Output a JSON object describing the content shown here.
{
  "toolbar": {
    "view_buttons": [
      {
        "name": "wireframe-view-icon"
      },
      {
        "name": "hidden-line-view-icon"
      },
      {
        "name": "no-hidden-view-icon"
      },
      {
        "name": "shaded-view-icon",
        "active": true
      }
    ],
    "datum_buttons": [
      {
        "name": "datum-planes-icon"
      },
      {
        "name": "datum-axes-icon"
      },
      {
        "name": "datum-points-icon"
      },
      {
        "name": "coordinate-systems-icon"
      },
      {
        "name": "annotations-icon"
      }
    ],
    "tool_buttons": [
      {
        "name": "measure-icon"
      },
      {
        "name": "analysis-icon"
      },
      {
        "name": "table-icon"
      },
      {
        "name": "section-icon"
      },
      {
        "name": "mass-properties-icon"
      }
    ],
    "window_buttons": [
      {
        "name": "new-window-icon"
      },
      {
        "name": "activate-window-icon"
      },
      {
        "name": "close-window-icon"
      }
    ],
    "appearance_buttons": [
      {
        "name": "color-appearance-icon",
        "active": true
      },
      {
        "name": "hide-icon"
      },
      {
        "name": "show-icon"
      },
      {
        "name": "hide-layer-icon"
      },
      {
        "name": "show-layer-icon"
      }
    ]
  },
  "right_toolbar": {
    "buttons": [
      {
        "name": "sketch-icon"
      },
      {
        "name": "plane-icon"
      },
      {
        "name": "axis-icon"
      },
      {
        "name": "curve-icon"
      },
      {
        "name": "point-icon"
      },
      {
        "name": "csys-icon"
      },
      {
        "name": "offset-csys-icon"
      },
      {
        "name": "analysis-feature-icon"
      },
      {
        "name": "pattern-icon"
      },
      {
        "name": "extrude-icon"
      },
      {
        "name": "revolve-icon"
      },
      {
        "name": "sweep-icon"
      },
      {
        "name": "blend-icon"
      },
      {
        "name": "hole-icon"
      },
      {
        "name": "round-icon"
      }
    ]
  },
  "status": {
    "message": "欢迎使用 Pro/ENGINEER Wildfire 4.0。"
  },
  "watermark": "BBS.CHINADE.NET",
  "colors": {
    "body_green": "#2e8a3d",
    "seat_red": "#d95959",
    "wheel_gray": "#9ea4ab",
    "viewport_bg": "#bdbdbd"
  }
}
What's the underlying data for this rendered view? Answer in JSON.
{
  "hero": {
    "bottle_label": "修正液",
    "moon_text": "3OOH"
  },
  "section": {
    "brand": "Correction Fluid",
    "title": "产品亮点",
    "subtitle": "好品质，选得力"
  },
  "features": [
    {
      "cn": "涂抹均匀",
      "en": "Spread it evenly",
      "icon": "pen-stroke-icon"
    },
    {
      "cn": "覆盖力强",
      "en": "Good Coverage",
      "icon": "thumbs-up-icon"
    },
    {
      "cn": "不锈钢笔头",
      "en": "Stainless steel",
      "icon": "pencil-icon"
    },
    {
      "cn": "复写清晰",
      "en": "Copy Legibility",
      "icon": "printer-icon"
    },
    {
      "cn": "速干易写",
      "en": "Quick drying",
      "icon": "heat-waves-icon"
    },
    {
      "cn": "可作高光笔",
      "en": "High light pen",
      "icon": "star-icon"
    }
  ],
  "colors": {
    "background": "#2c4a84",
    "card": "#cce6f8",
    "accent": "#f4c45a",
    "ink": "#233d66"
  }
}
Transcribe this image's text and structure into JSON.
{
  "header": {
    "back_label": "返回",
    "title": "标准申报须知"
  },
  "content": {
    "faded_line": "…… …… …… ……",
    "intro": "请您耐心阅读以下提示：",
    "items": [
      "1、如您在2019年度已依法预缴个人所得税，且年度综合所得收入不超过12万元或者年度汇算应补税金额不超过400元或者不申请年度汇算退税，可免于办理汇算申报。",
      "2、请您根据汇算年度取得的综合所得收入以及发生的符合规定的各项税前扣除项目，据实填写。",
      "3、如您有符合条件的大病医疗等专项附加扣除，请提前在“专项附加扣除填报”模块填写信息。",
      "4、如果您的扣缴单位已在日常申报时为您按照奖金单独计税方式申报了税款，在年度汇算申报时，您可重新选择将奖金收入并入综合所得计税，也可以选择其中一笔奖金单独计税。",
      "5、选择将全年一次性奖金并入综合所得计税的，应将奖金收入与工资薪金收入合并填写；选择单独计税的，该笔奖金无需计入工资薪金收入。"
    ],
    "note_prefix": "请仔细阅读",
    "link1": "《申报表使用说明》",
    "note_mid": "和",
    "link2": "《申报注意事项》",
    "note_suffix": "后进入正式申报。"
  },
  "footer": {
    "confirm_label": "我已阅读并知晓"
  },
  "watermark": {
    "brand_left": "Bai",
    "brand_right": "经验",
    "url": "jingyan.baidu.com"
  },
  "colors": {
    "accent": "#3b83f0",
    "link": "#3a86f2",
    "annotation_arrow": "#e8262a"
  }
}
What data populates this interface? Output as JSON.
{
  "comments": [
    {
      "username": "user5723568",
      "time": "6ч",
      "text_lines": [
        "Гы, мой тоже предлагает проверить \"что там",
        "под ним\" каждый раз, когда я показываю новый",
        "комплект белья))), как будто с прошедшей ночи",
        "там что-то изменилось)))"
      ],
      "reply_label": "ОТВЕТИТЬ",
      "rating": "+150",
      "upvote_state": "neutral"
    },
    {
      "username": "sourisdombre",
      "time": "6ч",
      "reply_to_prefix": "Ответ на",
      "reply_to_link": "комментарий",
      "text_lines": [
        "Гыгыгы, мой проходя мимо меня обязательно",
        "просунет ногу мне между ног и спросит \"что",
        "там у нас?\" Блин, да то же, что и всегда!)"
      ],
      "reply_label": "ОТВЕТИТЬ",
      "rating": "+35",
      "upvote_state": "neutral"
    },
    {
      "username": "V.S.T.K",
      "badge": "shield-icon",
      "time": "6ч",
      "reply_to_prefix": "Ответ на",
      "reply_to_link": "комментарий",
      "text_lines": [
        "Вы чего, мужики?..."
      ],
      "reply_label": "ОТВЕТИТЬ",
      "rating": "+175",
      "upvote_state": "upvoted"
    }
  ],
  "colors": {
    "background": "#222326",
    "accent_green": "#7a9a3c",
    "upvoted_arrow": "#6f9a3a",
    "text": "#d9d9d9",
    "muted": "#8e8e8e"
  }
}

──────────

SHORT TASK
Set all of the entries down again, exactly as they were given.

REPLY
Output a JSON object describing the content shown here.
{
  "toolbar": {
    "view_buttons": [
      {
        "name": "wireframe-view-icon"
      },
      {
        "name": "hidden-line-view-icon"
      },
      {
        "name": "no-hidden-view-icon"
      },
      {
        "name": "shaded-view-icon",
        "active": true
      }
    ],
    "datum_buttons": [
      {
        "name": "datum-planes-icon"
      },
      {
        "name": "datum-axes-icon"
      },
      {
        "name": "datum-points-icon"
      },
      {
        "name": "coordinate-systems-icon"
      },
      {
        "name": "annotations-icon"
      }
    ],
    "tool_buttons": [
      {
        "name": "measure-icon"
      },
      {
        "name": "analysis-icon"
      },
      {
        "name": "table-icon"
      },
      {
        "name": "section-icon"
      },
      {
        "name": "mass-properties-icon"
      }
    ],
    "window_buttons": [
      {
        "name": "new-window-icon"
      },
      {
        "name": "activate-window-icon"
      },
      {
        "name": "close-window-icon"
      }
    ],
    "appearance_buttons": [
      {
        "name": "color-appearance-icon",
        "active": true
      },
      {
        "name": "hide-icon"
      },
      {
        "name": "show-icon"
      },
      {
        "name": "hide-layer-icon"
      },
      {
        "name": "show-layer-icon"
      }
    ]
  },
  "right_toolbar": {
    "buttons": [
      {
        "name": "sketch-icon"
      },
      {
        "name": "plane-icon"
      },
      {
        "name": "axis-icon"
      },
      {
        "name": "curve-icon"
      },
      {
        "name": "point-icon"
      },
      {
        "name": "csys-icon"
      },
      {
        "name": "offset-csys-icon"
      },
      {
        "name": "analysis-feature-icon"
      },
      {
        "name": "pattern-icon"
      },
      {
        "name": "extrude-icon"
      },
      {
        "name": "revolve-icon"
      },
      {
        "name": "sweep-icon"
      },
      {
        "name": "blend-icon"
      },
      {
        "name": "hole-icon"
      },
      {
        "name": "round-icon"
      }
    ]
  },
  "status": {
    "message": "欢迎使用 Pro/ENGINEER Wildfire 4.0。"
  },
  "watermark": "BBS.CHINADE.NET",
  "colors": {
    "body_green": "#2e8a3d",
    "seat_red": "#d95959",
    "wheel_gray": "#9ea4ab",
    "viewport_bg": "#bdbdbd"
  }
}
What's the underlying data for this rendered view? Answer in JSON.
{
  "hero": {
    "bottle_label": "修正液",
    "moon_text": "3OOH"
  },
  "section": {
    "brand": "Correction Fluid",
    "title": "产品亮点",
    "subtitle": "好品质，选得力"
  },
  "features": [
    {
      "cn": "涂抹均匀",
      "en": "Spread it evenly",
      "icon": "pen-stroke-icon"
    },
    {
      "cn": "覆盖力强",
      "en": "Good Coverage",
      "icon": "thumbs-up-icon"
    },
    {
      "cn": "不锈钢笔头",
      "en": "Stainless steel",
      "icon": "pencil-icon"
    },
    {
      "cn": "复写清晰",
      "en": "Copy Legibility",
      "icon": "printer-icon"
    },
    {
      "cn": "速干易写",
      "en": "Quick drying",
      "icon": "heat-waves-icon"
    },
    {
      "cn": "可作高光笔",
      "en": "High light pen",
      "icon": "star-icon"
    }
  ],
  "colors": {
    "background": "#2c4a84",
    "card": "#cce6f8",
    "accent": "#f4c45a",
    "ink": "#233d66"
  }
}
Transcribe this image's text and structure into JSON.
{
  "header": {
    "back_label": "返回",
    "title": "标准申报须知"
  },
  "content": {
    "faded_line": "…… …… …… ……",
    "intro": "请您耐心阅读以下提示：",
    "items": [
      "1、如您在2019年度已依法预缴个人所得税，且年度综合所得收入不超过12万元或者年度汇算应补税金额不超过400元或者不申请年度汇算退税，可免于办理汇算申报。",
      "2、请您根据汇算年度取得的综合所得收入以及发生的符合规定的各项税前扣除项目，据实填写。",
      "3、如您有符合条件的大病医疗等专项附加扣除，请提前在“专项附加扣除填报”模块填写信息。",
      "4、如果您的扣缴单位已在日常申报时为您按照奖金单独计税方式申报了税款，在年度汇算申报时，您可重新选择将奖金收入并入综合所得计税，也可以选择其中一笔奖金单独计税。",
      "5、选择将全年一次性奖金并入综合所得计税的，应将奖金收入与工资薪金收入合并填写；选择单独计税的，该笔奖金无需计入工资薪金收入。"
    ],
    "note_prefix": "请仔细阅读",
    "link1": "《申报表使用说明》",
    "note_mid": "和",
    "link2": "《申报注意事项》",
    "note_suffix": "后进入正式申报。"
  },
  "footer": {
    "confirm_label": "我已阅读并知晓"
  },
  "watermark": {
    "brand_left": "Bai",
    "brand_right": "经验",
    "url": "jingyan.baidu.com"
  },
  "colors": {
    "accent": "#3b83f0",
    "link": "#3a86f2",
    "annotation_arrow": "#e8262a"
  }
}
What data populates this interface? Output as JSON.
{
  "comments": [
    {
      "username": "user5723568",
      "time": "6ч",
      "text_lines": [
        "Гы, мой тоже предлагает проверить \"что там",
        "под ним\" каждый раз, когда я показываю новый",
        "комплект белья))), как будто с прошедшей ночи",
        "там что-то изменилось)))"
      ],
      "reply_label": "ОТВЕТИТЬ",
      "rating": "+150",
      "upvote_state": "neutral"
    },
    {
      "username": "sourisdombre",
      "time": "6ч",
      "reply_to_prefix": "Ответ на",
      "reply_to_link": "комментарий",
      "text_lines": [
        "Гыгыгы, мой проходя мимо меня обязательно",
        "просунет ногу мне между ног и спросит \"что",
        "там у нас?\" Блин, да то же, что и всегда!)"
      ],
      "reply_label": "ОТВЕТИТЬ",
      "rating": "+35",
      "upvote_state": "neutral"
    },
    {
      "username": "V.S.T.K",
      "badge": "shield-icon",
      "time": "6ч",
      "reply_to_prefix": "Ответ на",
      "reply_to_link": "комментарий",
      "text_lines": [
        "Вы чего, мужики?..."
      ],
      "reply_label": "ОТВЕТИТЬ",
      "rating": "+175",
      "upvote_state": "upvoted"
    }
  ],
  "colors": {
    "background": "#222326",
    "accent_green": "#7a9a3c",
    "upvoted_arrow": "#6f9a3a",
    "text": "#d9d9d9",
    "muted": "#8e8e8e"
  }
}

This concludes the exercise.